Stated goal:
Faithfully return all lines, omitting every embedded picture.

Material for this exercise:
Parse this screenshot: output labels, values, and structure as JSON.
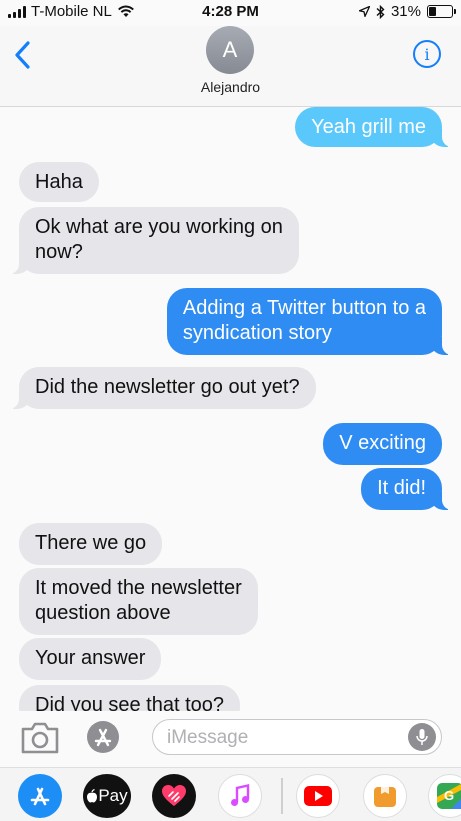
{
  "status_bar": {
    "carrier": "T-Mobile NL",
    "time": "4:28 PM",
    "battery_percent": "31%",
    "battery_level": 0.31,
    "icons": [
      "signal-bars-icon",
      "wifi-icon",
      "location-arrow-icon",
      "bluetooth-icon",
      "battery-icon"
    ]
  },
  "header": {
    "avatar_initial": "A",
    "contact_name": "Alejandro",
    "info_label": "i"
  },
  "messages": [
    {
      "from": "me",
      "text": "Yeah grill me",
      "tail": true
    },
    {
      "from": "them",
      "text": "Haha",
      "tail": false
    },
    {
      "from": "them",
      "text": "Ok what are you working on\nnow?",
      "tail": true
    },
    {
      "from": "me",
      "text": "Adding a Twitter button to a\nsyndication story",
      "tail": true
    },
    {
      "from": "them",
      "text": "Did the newsletter go out yet?",
      "tail": true
    },
    {
      "from": "me",
      "text": "V exciting",
      "tail": false
    },
    {
      "from": "me",
      "text": "It did!",
      "tail": true
    },
    {
      "from": "them",
      "text": "There we go",
      "tail": false
    },
    {
      "from": "them",
      "text": "It moved the newsletter\nquestion above",
      "tail": false
    },
    {
      "from": "them",
      "text": "Your answer",
      "tail": false
    },
    {
      "from": "them",
      "text": "Did you see that too?",
      "tail": false
    }
  ],
  "compose": {
    "placeholder": "iMessage"
  },
  "app_drawer": {
    "apple_pay_label": "Pay",
    "apps": [
      "app-store-icon",
      "apple-pay-icon",
      "digital-touch-icon",
      "music-icon",
      "youtube-icon",
      "app-extension-icon",
      "google-maps-icon"
    ]
  },
  "colors": {
    "outgoing_light": "#5ac8fa",
    "outgoing_blue": "#2f8cf2",
    "incoming": "#e5e5ea",
    "accent": "#147efb"
  }
}
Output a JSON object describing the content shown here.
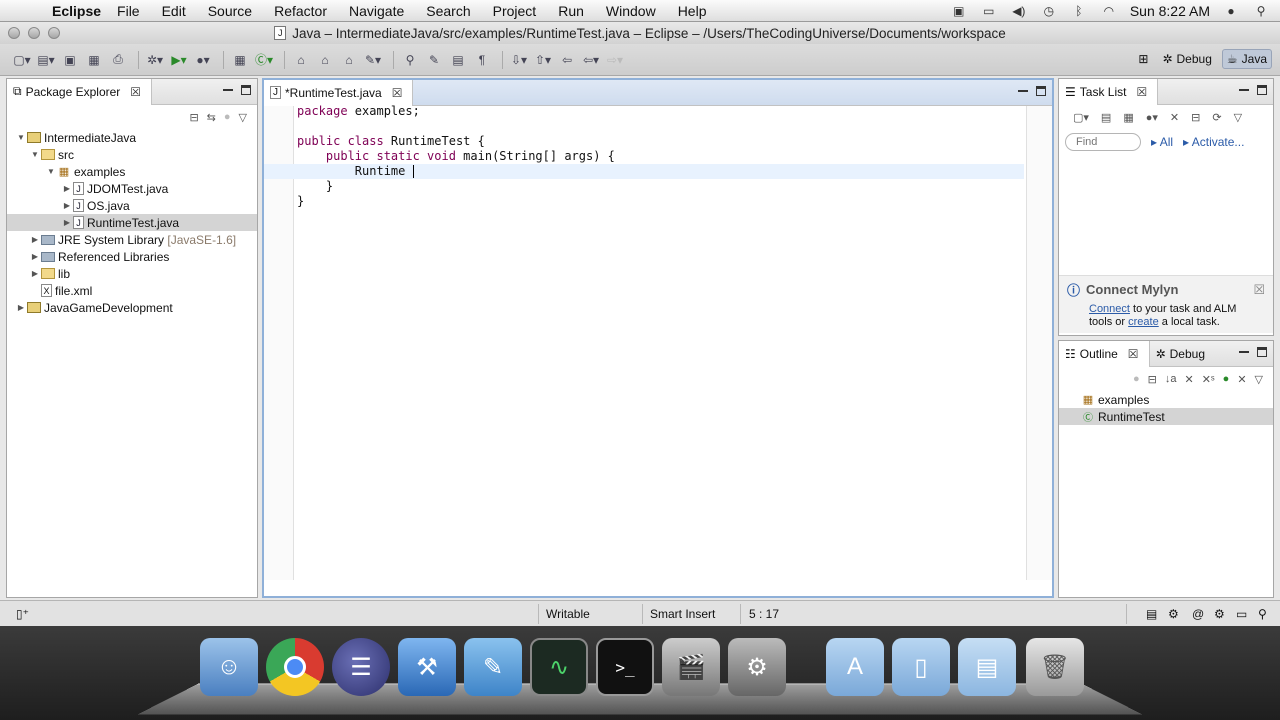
{
  "menubar": {
    "app": "Eclipse",
    "items": [
      "File",
      "Edit",
      "Source",
      "Refactor",
      "Navigate",
      "Search",
      "Project",
      "Run",
      "Window",
      "Help"
    ],
    "clock": "Sun 8:22 AM"
  },
  "window": {
    "title": "Java – IntermediateJava/src/examples/RuntimeTest.java – Eclipse – /Users/TheCodingUniverse/Documents/workspace"
  },
  "perspectives": {
    "debug": "Debug",
    "java": "Java"
  },
  "package_explorer": {
    "tab": "Package Explorer",
    "tree": [
      {
        "label": "IntermediateJava",
        "extra": ""
      },
      {
        "label": "src",
        "extra": ""
      },
      {
        "label": "examples",
        "extra": ""
      },
      {
        "label": "JDOMTest.java",
        "extra": ""
      },
      {
        "label": "OS.java",
        "extra": ""
      },
      {
        "label": "RuntimeTest.java",
        "extra": ""
      },
      {
        "label": "JRE System Library",
        "extra": "[JavaSE-1.6]"
      },
      {
        "label": "Referenced Libraries",
        "extra": ""
      },
      {
        "label": "lib",
        "extra": ""
      },
      {
        "label": "file.xml",
        "extra": ""
      },
      {
        "label": "JavaGameDevelopment",
        "extra": ""
      }
    ]
  },
  "editor": {
    "tab": "*RuntimeTest.java",
    "lines": [
      {
        "kw": "package",
        "rest": " examples;"
      },
      {
        "kw": "",
        "rest": ""
      },
      {
        "kw": "public class",
        "rest": " RuntimeTest {"
      },
      {
        "kw": "    public static void",
        "rest": " main(String[] args) {"
      },
      {
        "kw": "",
        "rest": "        Runtime "
      },
      {
        "kw": "",
        "rest": "    }"
      },
      {
        "kw": "",
        "rest": "}"
      }
    ]
  },
  "task_list": {
    "tab": "Task List",
    "find_placeholder": "Find",
    "all": "All",
    "activate": "Activate...",
    "mylyn_title": "Connect Mylyn",
    "mylyn_connect": "Connect",
    "mylyn_text1": " to your task and ALM",
    "mylyn_text2": "tools or ",
    "mylyn_create": "create",
    "mylyn_text3": " a local task."
  },
  "outline": {
    "tab": "Outline",
    "debug_tab": "Debug",
    "items": [
      "examples",
      "RuntimeTest"
    ]
  },
  "status": {
    "writable": "Writable",
    "insert": "Smart Insert",
    "position": "5 : 17"
  }
}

Output of the task:
Parse this screenshot: output labels, values, and structure as JSON.
{
  "status_bar": {
    "carrier": "T-Mobile NL",
    "time": "4:28 PM",
    "battery_percent": "31%",
    "battery_level": 0.31,
    "icons": [
      "signal-bars-icon",
      "wifi-icon",
      "location-arrow-icon",
      "bluetooth-icon",
      "battery-icon"
    ]
  },
  "header": {
    "avatar_initial": "A",
    "contact_name": "Alejandro",
    "info_label": "i"
  },
  "messages": [
    {
      "from": "me",
      "text": "Yeah grill me",
      "tail": true
    },
    {
      "from": "them",
      "text": "Haha",
      "tail": false
    },
    {
      "from": "them",
      "text": "Ok what are you working on\nnow?",
      "tail": true
    },
    {
      "from": "me",
      "text": "Adding a Twitter button to a\nsyndication story",
      "tail": true
    },
    {
      "from": "them",
      "text": "Did the newsletter go out yet?",
      "tail": true
    },
    {
      "from": "me",
      "text": "V exciting",
      "tail": false
    },
    {
      "from": "me",
      "text": "It did!",
      "tail": true
    },
    {
      "from": "them",
      "text": "There we go",
      "tail": false
    },
    {
      "from": "them",
      "text": "It moved the newsletter\nquestion above",
      "tail": false
    },
    {
      "from": "them",
      "text": "Your answer",
      "tail": false
    },
    {
      "from": "them",
      "text": "Did you see that too?",
      "tail": false
    }
  ],
  "compose": {
    "placeholder": "iMessage"
  },
  "app_drawer": {
    "apple_pay_label": "Pay",
    "apps": [
      "app-store-icon",
      "apple-pay-icon",
      "digital-touch-icon",
      "music-icon",
      "youtube-icon",
      "app-extension-icon",
      "google-maps-icon"
    ]
  },
  "colors": {
    "outgoing_light": "#5ac8fa",
    "outgoing_blue": "#2f8cf2",
    "incoming": "#e5e5ea",
    "accent": "#147efb"
  }
}
Output a JSON object describing the content shown here.
{
  "menubar": {
    "app": "Eclipse",
    "items": [
      "File",
      "Edit",
      "Source",
      "Refactor",
      "Navigate",
      "Search",
      "Project",
      "Run",
      "Window",
      "Help"
    ],
    "clock": "Sun 8:22 AM"
  },
  "window": {
    "title": "Java – IntermediateJava/src/examples/RuntimeTest.java – Eclipse – /Users/TheCodingUniverse/Documents/workspace"
  },
  "perspectives": {
    "debug": "Debug",
    "java": "Java"
  },
  "package_explorer": {
    "tab": "Package Explorer",
    "tree": [
      {
        "label": "IntermediateJava",
        "extra": ""
      },
      {
        "label": "src",
        "extra": ""
      },
      {
        "label": "examples",
        "extra": ""
      },
      {
        "label": "JDOMTest.java",
        "extra": ""
      },
      {
        "label": "OS.java",
        "extra": ""
      },
      {
        "label": "RuntimeTest.java",
        "extra": ""
      },
      {
        "label": "JRE System Library",
        "extra": "[JavaSE-1.6]"
      },
      {
        "label": "Referenced Libraries",
        "extra": ""
      },
      {
        "label": "lib",
        "extra": ""
      },
      {
        "label": "file.xml",
        "extra": ""
      },
      {
        "label": "JavaGameDevelopment",
        "extra": ""
      }
    ]
  },
  "editor": {
    "tab": "*RuntimeTest.java",
    "lines": [
      {
        "kw": "package",
        "rest": " examples;"
      },
      {
        "kw": "",
        "rest": ""
      },
      {
        "kw": "public class",
        "rest": " RuntimeTest {"
      },
      {
        "kw": "    public static void",
        "rest": " main(String[] args) {"
      },
      {
        "kw": "",
        "rest": "        Runtime "
      },
      {
        "kw": "",
        "rest": "    }"
      },
      {
        "kw": "",
        "rest": "}"
      }
    ]
  },
  "task_list": {
    "tab": "Task List",
    "find_placeholder": "Find",
    "all": "All",
    "activate": "Activate...",
    "mylyn_title": "Connect Mylyn",
    "mylyn_connect": "Connect",
    "mylyn_text1": " to your task and ALM",
    "mylyn_text2": "tools or ",
    "mylyn_create": "create",
    "mylyn_text3": " a local task."
  },
  "outline": {
    "tab": "Outline",
    "debug_tab": "Debug",
    "items": [
      "examples",
      "RuntimeTest"
    ]
  },
  "status": {
    "writable": "Writable",
    "insert": "Smart Insert",
    "position": "5 : 17"
  }
}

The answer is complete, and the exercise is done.